Check each line of the material below for "document". Report how many have it, with no other words.

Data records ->
==========
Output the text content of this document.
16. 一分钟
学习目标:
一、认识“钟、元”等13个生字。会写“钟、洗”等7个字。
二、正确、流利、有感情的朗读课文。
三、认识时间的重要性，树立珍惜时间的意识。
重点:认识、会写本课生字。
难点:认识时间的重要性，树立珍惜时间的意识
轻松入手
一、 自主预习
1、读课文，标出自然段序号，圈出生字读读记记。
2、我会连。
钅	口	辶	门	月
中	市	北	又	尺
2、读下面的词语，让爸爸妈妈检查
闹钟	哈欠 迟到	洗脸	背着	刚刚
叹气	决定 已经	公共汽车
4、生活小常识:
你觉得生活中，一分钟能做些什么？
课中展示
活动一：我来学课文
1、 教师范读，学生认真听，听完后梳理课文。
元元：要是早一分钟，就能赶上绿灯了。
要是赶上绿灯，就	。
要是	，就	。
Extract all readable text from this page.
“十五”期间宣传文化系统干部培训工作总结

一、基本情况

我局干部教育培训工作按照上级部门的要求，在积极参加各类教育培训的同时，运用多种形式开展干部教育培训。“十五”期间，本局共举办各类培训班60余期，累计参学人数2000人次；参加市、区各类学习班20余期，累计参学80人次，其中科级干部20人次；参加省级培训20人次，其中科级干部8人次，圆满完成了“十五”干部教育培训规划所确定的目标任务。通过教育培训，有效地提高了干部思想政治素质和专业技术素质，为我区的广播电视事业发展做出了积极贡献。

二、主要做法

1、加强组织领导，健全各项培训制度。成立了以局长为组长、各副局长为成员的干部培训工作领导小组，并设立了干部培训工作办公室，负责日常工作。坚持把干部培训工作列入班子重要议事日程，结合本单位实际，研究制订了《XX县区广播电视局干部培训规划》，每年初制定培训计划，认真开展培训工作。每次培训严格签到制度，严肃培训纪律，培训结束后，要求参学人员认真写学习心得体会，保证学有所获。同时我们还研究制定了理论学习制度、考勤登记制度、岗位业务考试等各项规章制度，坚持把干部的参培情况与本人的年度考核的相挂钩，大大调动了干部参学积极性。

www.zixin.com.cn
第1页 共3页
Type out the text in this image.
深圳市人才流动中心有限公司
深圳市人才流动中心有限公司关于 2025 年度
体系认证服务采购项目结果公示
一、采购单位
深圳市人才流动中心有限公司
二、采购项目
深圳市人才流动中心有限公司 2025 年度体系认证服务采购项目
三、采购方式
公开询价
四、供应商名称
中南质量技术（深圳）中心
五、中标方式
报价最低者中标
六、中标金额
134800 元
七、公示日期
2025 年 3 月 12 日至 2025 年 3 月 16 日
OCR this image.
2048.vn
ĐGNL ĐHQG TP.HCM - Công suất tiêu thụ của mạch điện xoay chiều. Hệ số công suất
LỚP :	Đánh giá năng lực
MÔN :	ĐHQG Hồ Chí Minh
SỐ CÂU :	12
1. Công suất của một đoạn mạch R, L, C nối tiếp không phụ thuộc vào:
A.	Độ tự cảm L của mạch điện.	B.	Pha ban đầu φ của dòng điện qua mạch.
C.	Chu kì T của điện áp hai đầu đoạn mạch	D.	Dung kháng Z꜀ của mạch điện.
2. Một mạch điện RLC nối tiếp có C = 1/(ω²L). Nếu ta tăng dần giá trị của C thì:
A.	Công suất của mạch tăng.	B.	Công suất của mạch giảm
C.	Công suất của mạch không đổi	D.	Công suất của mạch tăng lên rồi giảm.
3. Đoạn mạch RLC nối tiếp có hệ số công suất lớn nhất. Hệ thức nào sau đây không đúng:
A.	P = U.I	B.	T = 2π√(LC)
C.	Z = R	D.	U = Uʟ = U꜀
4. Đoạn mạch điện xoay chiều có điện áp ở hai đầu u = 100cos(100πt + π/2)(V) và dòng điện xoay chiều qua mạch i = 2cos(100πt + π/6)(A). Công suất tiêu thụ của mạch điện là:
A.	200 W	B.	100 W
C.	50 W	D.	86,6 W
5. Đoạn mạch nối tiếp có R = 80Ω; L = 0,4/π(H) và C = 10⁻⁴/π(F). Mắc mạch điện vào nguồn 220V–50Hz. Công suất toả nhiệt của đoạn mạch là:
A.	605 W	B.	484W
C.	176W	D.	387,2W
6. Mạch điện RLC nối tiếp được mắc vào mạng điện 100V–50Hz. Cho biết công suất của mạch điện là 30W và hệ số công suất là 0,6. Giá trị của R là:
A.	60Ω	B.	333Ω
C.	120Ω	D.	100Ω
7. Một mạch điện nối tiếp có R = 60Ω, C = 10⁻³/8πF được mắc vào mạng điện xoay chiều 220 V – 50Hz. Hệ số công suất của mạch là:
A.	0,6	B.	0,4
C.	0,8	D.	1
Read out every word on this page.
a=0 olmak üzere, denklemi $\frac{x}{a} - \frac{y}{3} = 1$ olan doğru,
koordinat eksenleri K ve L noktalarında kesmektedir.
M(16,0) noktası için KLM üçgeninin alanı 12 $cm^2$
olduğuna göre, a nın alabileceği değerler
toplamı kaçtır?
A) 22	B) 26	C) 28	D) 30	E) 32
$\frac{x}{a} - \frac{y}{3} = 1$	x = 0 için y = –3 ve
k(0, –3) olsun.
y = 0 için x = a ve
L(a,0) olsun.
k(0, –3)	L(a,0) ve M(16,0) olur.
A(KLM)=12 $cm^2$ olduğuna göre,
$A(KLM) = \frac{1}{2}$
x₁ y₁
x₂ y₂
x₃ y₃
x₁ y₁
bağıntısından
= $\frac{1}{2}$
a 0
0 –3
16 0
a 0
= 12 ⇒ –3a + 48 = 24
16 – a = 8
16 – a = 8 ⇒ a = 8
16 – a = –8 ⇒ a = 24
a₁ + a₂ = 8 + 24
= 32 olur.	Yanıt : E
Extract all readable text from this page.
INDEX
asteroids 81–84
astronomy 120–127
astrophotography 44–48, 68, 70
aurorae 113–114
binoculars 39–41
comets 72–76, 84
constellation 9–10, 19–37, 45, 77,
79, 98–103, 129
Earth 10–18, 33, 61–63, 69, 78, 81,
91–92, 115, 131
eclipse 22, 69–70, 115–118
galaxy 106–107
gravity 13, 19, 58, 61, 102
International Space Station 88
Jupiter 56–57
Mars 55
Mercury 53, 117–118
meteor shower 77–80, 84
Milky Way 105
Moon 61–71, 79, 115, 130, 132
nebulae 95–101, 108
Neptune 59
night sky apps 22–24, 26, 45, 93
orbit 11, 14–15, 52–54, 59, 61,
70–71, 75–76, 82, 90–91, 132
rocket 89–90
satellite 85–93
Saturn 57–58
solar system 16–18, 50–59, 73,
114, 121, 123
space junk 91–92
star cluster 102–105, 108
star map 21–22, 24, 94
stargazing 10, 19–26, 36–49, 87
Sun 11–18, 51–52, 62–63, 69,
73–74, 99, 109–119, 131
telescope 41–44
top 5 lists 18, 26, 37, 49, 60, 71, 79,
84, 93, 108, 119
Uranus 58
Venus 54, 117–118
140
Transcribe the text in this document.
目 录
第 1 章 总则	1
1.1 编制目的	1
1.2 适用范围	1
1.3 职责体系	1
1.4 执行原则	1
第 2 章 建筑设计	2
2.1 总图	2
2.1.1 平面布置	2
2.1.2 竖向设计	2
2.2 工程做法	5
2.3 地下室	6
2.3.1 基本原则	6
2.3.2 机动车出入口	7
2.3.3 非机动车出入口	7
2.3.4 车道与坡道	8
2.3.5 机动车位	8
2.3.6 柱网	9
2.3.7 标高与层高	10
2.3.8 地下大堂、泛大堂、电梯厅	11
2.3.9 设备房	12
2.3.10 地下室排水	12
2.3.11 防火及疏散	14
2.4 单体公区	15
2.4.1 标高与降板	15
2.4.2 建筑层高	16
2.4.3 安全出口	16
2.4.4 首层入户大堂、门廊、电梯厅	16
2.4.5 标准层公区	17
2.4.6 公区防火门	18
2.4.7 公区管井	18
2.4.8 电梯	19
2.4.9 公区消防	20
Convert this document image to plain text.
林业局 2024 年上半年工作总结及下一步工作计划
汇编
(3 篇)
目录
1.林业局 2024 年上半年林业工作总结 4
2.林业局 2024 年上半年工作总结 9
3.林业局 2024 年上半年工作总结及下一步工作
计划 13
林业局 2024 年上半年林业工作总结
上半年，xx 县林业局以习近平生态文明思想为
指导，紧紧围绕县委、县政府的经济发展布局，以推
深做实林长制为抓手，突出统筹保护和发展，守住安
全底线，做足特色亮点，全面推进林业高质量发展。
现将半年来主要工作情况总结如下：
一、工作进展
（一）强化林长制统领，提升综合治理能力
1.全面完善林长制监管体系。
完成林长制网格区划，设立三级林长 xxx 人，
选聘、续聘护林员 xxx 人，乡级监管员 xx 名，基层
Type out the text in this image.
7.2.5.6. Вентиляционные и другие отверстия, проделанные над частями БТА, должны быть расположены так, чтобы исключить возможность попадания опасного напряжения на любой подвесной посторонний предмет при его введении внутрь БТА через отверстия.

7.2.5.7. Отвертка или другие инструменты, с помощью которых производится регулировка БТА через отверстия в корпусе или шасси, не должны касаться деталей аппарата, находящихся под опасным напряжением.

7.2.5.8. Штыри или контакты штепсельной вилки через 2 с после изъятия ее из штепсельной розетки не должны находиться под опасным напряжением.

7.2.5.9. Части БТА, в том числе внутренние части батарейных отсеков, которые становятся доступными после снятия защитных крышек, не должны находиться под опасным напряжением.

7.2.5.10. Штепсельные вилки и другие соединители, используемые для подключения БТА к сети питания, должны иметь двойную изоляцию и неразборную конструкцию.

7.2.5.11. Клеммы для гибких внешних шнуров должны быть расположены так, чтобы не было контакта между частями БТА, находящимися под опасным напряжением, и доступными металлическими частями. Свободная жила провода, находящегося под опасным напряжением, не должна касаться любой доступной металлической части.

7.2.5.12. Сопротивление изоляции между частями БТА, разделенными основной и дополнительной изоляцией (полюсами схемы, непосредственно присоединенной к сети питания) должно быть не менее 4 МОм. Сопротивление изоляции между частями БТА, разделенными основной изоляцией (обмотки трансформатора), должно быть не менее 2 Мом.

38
==========
THE COMPLETED TASK -> 3